[Collected data entries]
******************************

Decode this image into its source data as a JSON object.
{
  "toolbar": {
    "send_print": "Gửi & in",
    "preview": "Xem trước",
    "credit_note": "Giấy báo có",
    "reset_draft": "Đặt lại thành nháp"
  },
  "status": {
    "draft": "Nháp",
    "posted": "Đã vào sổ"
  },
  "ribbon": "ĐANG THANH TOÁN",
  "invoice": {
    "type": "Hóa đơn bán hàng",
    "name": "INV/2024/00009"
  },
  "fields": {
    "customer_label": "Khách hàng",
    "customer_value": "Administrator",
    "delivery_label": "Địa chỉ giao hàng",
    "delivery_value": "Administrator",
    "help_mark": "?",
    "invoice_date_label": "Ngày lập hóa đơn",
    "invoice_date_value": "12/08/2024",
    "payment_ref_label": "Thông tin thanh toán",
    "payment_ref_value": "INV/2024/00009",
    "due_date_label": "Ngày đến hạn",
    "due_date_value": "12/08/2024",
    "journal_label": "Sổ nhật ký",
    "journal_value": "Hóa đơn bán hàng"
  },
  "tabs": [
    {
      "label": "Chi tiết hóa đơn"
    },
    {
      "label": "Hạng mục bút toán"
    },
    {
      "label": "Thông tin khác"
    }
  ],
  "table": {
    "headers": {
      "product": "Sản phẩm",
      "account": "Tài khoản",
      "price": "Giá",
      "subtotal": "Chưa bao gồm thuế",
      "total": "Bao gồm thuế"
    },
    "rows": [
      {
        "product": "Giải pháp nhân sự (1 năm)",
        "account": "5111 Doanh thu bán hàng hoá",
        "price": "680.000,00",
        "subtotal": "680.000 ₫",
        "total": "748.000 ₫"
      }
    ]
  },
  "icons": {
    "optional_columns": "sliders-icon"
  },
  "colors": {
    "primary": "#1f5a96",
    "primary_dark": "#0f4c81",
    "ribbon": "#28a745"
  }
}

******************************

## WHAT IS ASKED
From the records above, please extract every line and repeat it exactly.

## EXERCISE OUTPUT
Decode this image into its source data as a JSON object.
{
  "toolbar": {
    "send_print": "Gửi & in",
    "preview": "Xem trước",
    "credit_note": "Giấy báo có",
    "reset_draft": "Đặt lại thành nháp"
  },
  "status": {
    "draft": "Nháp",
    "posted": "Đã vào sổ"
  },
  "ribbon": "ĐANG THANH TOÁN",
  "invoice": {
    "type": "Hóa đơn bán hàng",
    "name": "INV/2024/00009"
  },
  "fields": {
    "customer_label": "Khách hàng",
    "customer_value": "Administrator",
    "delivery_label": "Địa chỉ giao hàng",
    "delivery_value": "Administrator",
    "help_mark": "?",
    "invoice_date_label": "Ngày lập hóa đơn",
    "invoice_date_value": "12/08/2024",
    "payment_ref_label": "Thông tin thanh toán",
    "payment_ref_value": "INV/2024/00009",
    "due_date_label": "Ngày đến hạn",
    "due_date_value": "12/08/2024",
    "journal_label": "Sổ nhật ký",
    "journal_value": "Hóa đơn bán hàng"
  },
  "tabs": [
    {
      "label": "Chi tiết hóa đơn"
    },
    {
      "label": "Hạng mục bút toán"
    },
    {
      "label": "Thông tin khác"
    }
  ],
  "table": {
    "headers": {
      "product": "Sản phẩm",
      "account": "Tài khoản",
      "price": "Giá",
      "subtotal": "Chưa bao gồm thuế",
      "total": "Bao gồm thuế"
    },
    "rows": [
      {
        "product": "Giải pháp nhân sự (1 năm)",
        "account": "5111 Doanh thu bán hàng hoá",
        "price": "680.000,00",
        "subtotal": "680.000 ₫",
        "total": "748.000 ₫"
      }
    ]
  },
  "icons": {
    "optional_columns": "sliders-icon"
  },
  "colors": {
    "primary": "#1f5a96",
    "primary_dark": "#0f4c81",
    "ribbon": "#28a745"
  }
}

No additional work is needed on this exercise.